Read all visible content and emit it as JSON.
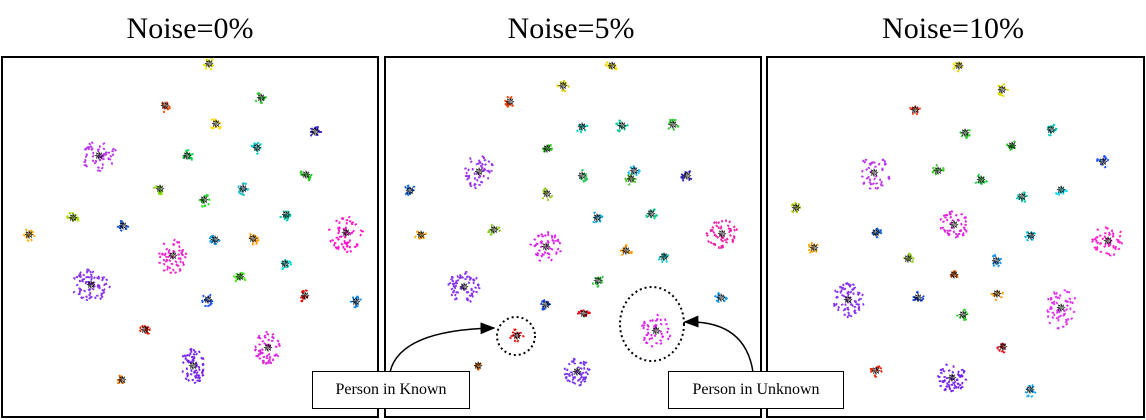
{
  "panels": [
    {
      "title": "Noise=0%",
      "clusters": [
        {
          "c": "#e6e600",
          "n": 12
        },
        {
          "c": "#ff4d00",
          "n": 12
        },
        {
          "c": "#33cc33",
          "n": 14
        },
        {
          "c": "#ffdd00",
          "n": 12
        },
        {
          "c": "#3322cc",
          "n": 12
        },
        {
          "c": "#bb33ee",
          "n": 55
        },
        {
          "c": "#00cc44",
          "n": 14
        },
        {
          "c": "#00cccc",
          "n": 14
        },
        {
          "c": "#88dd00",
          "n": 14
        },
        {
          "c": "#22bbcc",
          "n": 14
        },
        {
          "c": "#33dd33",
          "n": 16
        },
        {
          "c": "#22cc22",
          "n": 14
        },
        {
          "c": "#ffaa00",
          "n": 12
        },
        {
          "c": "#aadd00",
          "n": 14
        },
        {
          "c": "#1155dd",
          "n": 12
        },
        {
          "c": "#00ccaa",
          "n": 14
        },
        {
          "c": "#ee22cc",
          "n": 55
        },
        {
          "c": "#ff11cc",
          "n": 60
        },
        {
          "c": "#ff9900",
          "n": 14
        },
        {
          "c": "#1199dd",
          "n": 14
        },
        {
          "c": "#00dddd",
          "n": 14
        },
        {
          "c": "#44ee11",
          "n": 16
        },
        {
          "c": "#8833ee",
          "n": 80
        },
        {
          "c": "#2255ff",
          "n": 14
        },
        {
          "c": "#ee0000",
          "n": 12
        },
        {
          "c": "#1188ee",
          "n": 14
        },
        {
          "c": "#ee2200",
          "n": 14
        },
        {
          "c": "#dd22dd",
          "n": 55
        },
        {
          "c": "#7722ee",
          "n": 65
        },
        {
          "c": "#ff7700",
          "n": 10
        }
      ]
    },
    {
      "title": "Noise=5%",
      "clusters": [
        {
          "c": "#eedd00",
          "n": 12
        },
        {
          "c": "#ddcc00",
          "n": 12
        },
        {
          "c": "#ff4400",
          "n": 12
        },
        {
          "c": "#00ccbb",
          "n": 12
        },
        {
          "c": "#00cc99",
          "n": 12
        },
        {
          "c": "#33cc22",
          "n": 12
        },
        {
          "c": "#33cc33",
          "n": 12
        },
        {
          "c": "#9933ee",
          "n": 50
        },
        {
          "c": "#55cc33",
          "n": 12
        },
        {
          "c": "#22cc55",
          "n": 12
        },
        {
          "c": "#22bbee",
          "n": 12
        },
        {
          "c": "#3322bb",
          "n": 12
        },
        {
          "c": "#1166dd",
          "n": 12
        },
        {
          "c": "#99cc22",
          "n": 12
        },
        {
          "c": "#11aadd",
          "n": 12
        },
        {
          "c": "#00cc88",
          "n": 12
        },
        {
          "c": "#ffaa00",
          "n": 12
        },
        {
          "c": "#88cc22",
          "n": 12
        },
        {
          "c": "#dd22ee",
          "n": 50
        },
        {
          "c": "#ee22aa",
          "n": 55
        },
        {
          "c": "#ff9900",
          "n": 12
        },
        {
          "c": "#00cccc",
          "n": 12
        },
        {
          "c": "#8833ee",
          "n": 65
        },
        {
          "c": "#33cc44",
          "n": 12
        },
        {
          "c": "#1144dd",
          "n": 12
        },
        {
          "c": "#ee0011",
          "n": 12
        },
        {
          "c": "#1199ee",
          "n": 12
        },
        {
          "c": "#ee1111",
          "n": 14
        },
        {
          "c": "#dd22ee",
          "n": 45
        },
        {
          "c": "#7733ee",
          "n": 55
        },
        {
          "c": "#ff7700",
          "n": 10
        }
      ]
    },
    {
      "title": "Noise=10%",
      "clusters": [
        {
          "c": "#eedd00",
          "n": 12
        },
        {
          "c": "#dddd00",
          "n": 12
        },
        {
          "c": "#ff4422",
          "n": 12
        },
        {
          "c": "#33cc33",
          "n": 12
        },
        {
          "c": "#00ccbb",
          "n": 12
        },
        {
          "c": "#22cc22",
          "n": 12
        },
        {
          "c": "#bb33ee",
          "n": 45
        },
        {
          "c": "#2255ff",
          "n": 12
        },
        {
          "c": "#44cc33",
          "n": 12
        },
        {
          "c": "#22cc44",
          "n": 12
        },
        {
          "c": "#00ccaa",
          "n": 12
        },
        {
          "c": "#aacc00",
          "n": 12
        },
        {
          "c": "#11ddee",
          "n": 12
        },
        {
          "c": "#dd22dd",
          "n": 45
        },
        {
          "c": "#1166dd",
          "n": 12
        },
        {
          "c": "#ffaa00",
          "n": 12
        },
        {
          "c": "#99cc22",
          "n": 12
        },
        {
          "c": "#00bbdd",
          "n": 12
        },
        {
          "c": "#ff22cc",
          "n": 55
        },
        {
          "c": "#ff6600",
          "n": 10
        },
        {
          "c": "#1199ee",
          "n": 12
        },
        {
          "c": "#8833ee",
          "n": 70
        },
        {
          "c": "#1144dd",
          "n": 12
        },
        {
          "c": "#33cc33",
          "n": 12
        },
        {
          "c": "#ff9900",
          "n": 12
        },
        {
          "c": "#dd33ee",
          "n": 60
        },
        {
          "c": "#ee1122",
          "n": 12
        },
        {
          "c": "#ee2200",
          "n": 12
        },
        {
          "c": "#7722ee",
          "n": 60
        },
        {
          "c": "#11aaee",
          "n": 12
        }
      ]
    }
  ],
  "annotations": {
    "known_label": "Person in Known",
    "unknown_label": "Person in Unknown"
  },
  "colors": {
    "centroid": "#000000",
    "border": "#000000"
  }
}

• [DIRECTIONS FOR THIS TASK] Copy the material above exactly and drop the pictures.

• [THE ANSWER]
Read all visible content and emit it as JSON.
{
  "panels": [
    {
      "title": "Noise=0%",
      "clusters": [
        {
          "c": "#e6e600",
          "n": 12
        },
        {
          "c": "#ff4d00",
          "n": 12
        },
        {
          "c": "#33cc33",
          "n": 14
        },
        {
          "c": "#ffdd00",
          "n": 12
        },
        {
          "c": "#3322cc",
          "n": 12
        },
        {
          "c": "#bb33ee",
          "n": 55
        },
        {
          "c": "#00cc44",
          "n": 14
        },
        {
          "c": "#00cccc",
          "n": 14
        },
        {
          "c": "#88dd00",
          "n": 14
        },
        {
          "c": "#22bbcc",
          "n": 14
        },
        {
          "c": "#33dd33",
          "n": 16
        },
        {
          "c": "#22cc22",
          "n": 14
        },
        {
          "c": "#ffaa00",
          "n": 12
        },
        {
          "c": "#aadd00",
          "n": 14
        },
        {
          "c": "#1155dd",
          "n": 12
        },
        {
          "c": "#00ccaa",
          "n": 14
        },
        {
          "c": "#ee22cc",
          "n": 55
        },
        {
          "c": "#ff11cc",
          "n": 60
        },
        {
          "c": "#ff9900",
          "n": 14
        },
        {
          "c": "#1199dd",
          "n": 14
        },
        {
          "c": "#00dddd",
          "n": 14
        },
        {
          "c": "#44ee11",
          "n": 16
        },
        {
          "c": "#8833ee",
          "n": 80
        },
        {
          "c": "#2255ff",
          "n": 14
        },
        {
          "c": "#ee0000",
          "n": 12
        },
        {
          "c": "#1188ee",
          "n": 14
        },
        {
          "c": "#ee2200",
          "n": 14
        },
        {
          "c": "#dd22dd",
          "n": 55
        },
        {
          "c": "#7722ee",
          "n": 65
        },
        {
          "c": "#ff7700",
          "n": 10
        }
      ]
    },
    {
      "title": "Noise=5%",
      "clusters": [
        {
          "c": "#eedd00",
          "n": 12
        },
        {
          "c": "#ddcc00",
          "n": 12
        },
        {
          "c": "#ff4400",
          "n": 12
        },
        {
          "c": "#00ccbb",
          "n": 12
        },
        {
          "c": "#00cc99",
          "n": 12
        },
        {
          "c": "#33cc22",
          "n": 12
        },
        {
          "c": "#33cc33",
          "n": 12
        },
        {
          "c": "#9933ee",
          "n": 50
        },
        {
          "c": "#55cc33",
          "n": 12
        },
        {
          "c": "#22cc55",
          "n": 12
        },
        {
          "c": "#22bbee",
          "n": 12
        },
        {
          "c": "#3322bb",
          "n": 12
        },
        {
          "c": "#1166dd",
          "n": 12
        },
        {
          "c": "#99cc22",
          "n": 12
        },
        {
          "c": "#11aadd",
          "n": 12
        },
        {
          "c": "#00cc88",
          "n": 12
        },
        {
          "c": "#ffaa00",
          "n": 12
        },
        {
          "c": "#88cc22",
          "n": 12
        },
        {
          "c": "#dd22ee",
          "n": 50
        },
        {
          "c": "#ee22aa",
          "n": 55
        },
        {
          "c": "#ff9900",
          "n": 12
        },
        {
          "c": "#00cccc",
          "n": 12
        },
        {
          "c": "#8833ee",
          "n": 65
        },
        {
          "c": "#33cc44",
          "n": 12
        },
        {
          "c": "#1144dd",
          "n": 12
        },
        {
          "c": "#ee0011",
          "n": 12
        },
        {
          "c": "#1199ee",
          "n": 12
        },
        {
          "c": "#ee1111",
          "n": 14
        },
        {
          "c": "#dd22ee",
          "n": 45
        },
        {
          "c": "#7733ee",
          "n": 55
        },
        {
          "c": "#ff7700",
          "n": 10
        }
      ]
    },
    {
      "title": "Noise=10%",
      "clusters": [
        {
          "c": "#eedd00",
          "n": 12
        },
        {
          "c": "#dddd00",
          "n": 12
        },
        {
          "c": "#ff4422",
          "n": 12
        },
        {
          "c": "#33cc33",
          "n": 12
        },
        {
          "c": "#00ccbb",
          "n": 12
        },
        {
          "c": "#22cc22",
          "n": 12
        },
        {
          "c": "#bb33ee",
          "n": 45
        },
        {
          "c": "#2255ff",
          "n": 12
        },
        {
          "c": "#44cc33",
          "n": 12
        },
        {
          "c": "#22cc44",
          "n": 12
        },
        {
          "c": "#00ccaa",
          "n": 12
        },
        {
          "c": "#aacc00",
          "n": 12
        },
        {
          "c": "#11ddee",
          "n": 12
        },
        {
          "c": "#dd22dd",
          "n": 45
        },
        {
          "c": "#1166dd",
          "n": 12
        },
        {
          "c": "#ffaa00",
          "n": 12
        },
        {
          "c": "#99cc22",
          "n": 12
        },
        {
          "c": "#00bbdd",
          "n": 12
        },
        {
          "c": "#ff22cc",
          "n": 55
        },
        {
          "c": "#ff6600",
          "n": 10
        },
        {
          "c": "#1199ee",
          "n": 12
        },
        {
          "c": "#8833ee",
          "n": 70
        },
        {
          "c": "#1144dd",
          "n": 12
        },
        {
          "c": "#33cc33",
          "n": 12
        },
        {
          "c": "#ff9900",
          "n": 12
        },
        {
          "c": "#dd33ee",
          "n": 60
        },
        {
          "c": "#ee1122",
          "n": 12
        },
        {
          "c": "#ee2200",
          "n": 12
        },
        {
          "c": "#7722ee",
          "n": 60
        },
        {
          "c": "#11aaee",
          "n": 12
        }
      ]
    }
  ],
  "annotations": {
    "known_label": "Person in Known",
    "unknown_label": "Person in Unknown"
  },
  "colors": {
    "centroid": "#000000",
    "border": "#000000"
  }
}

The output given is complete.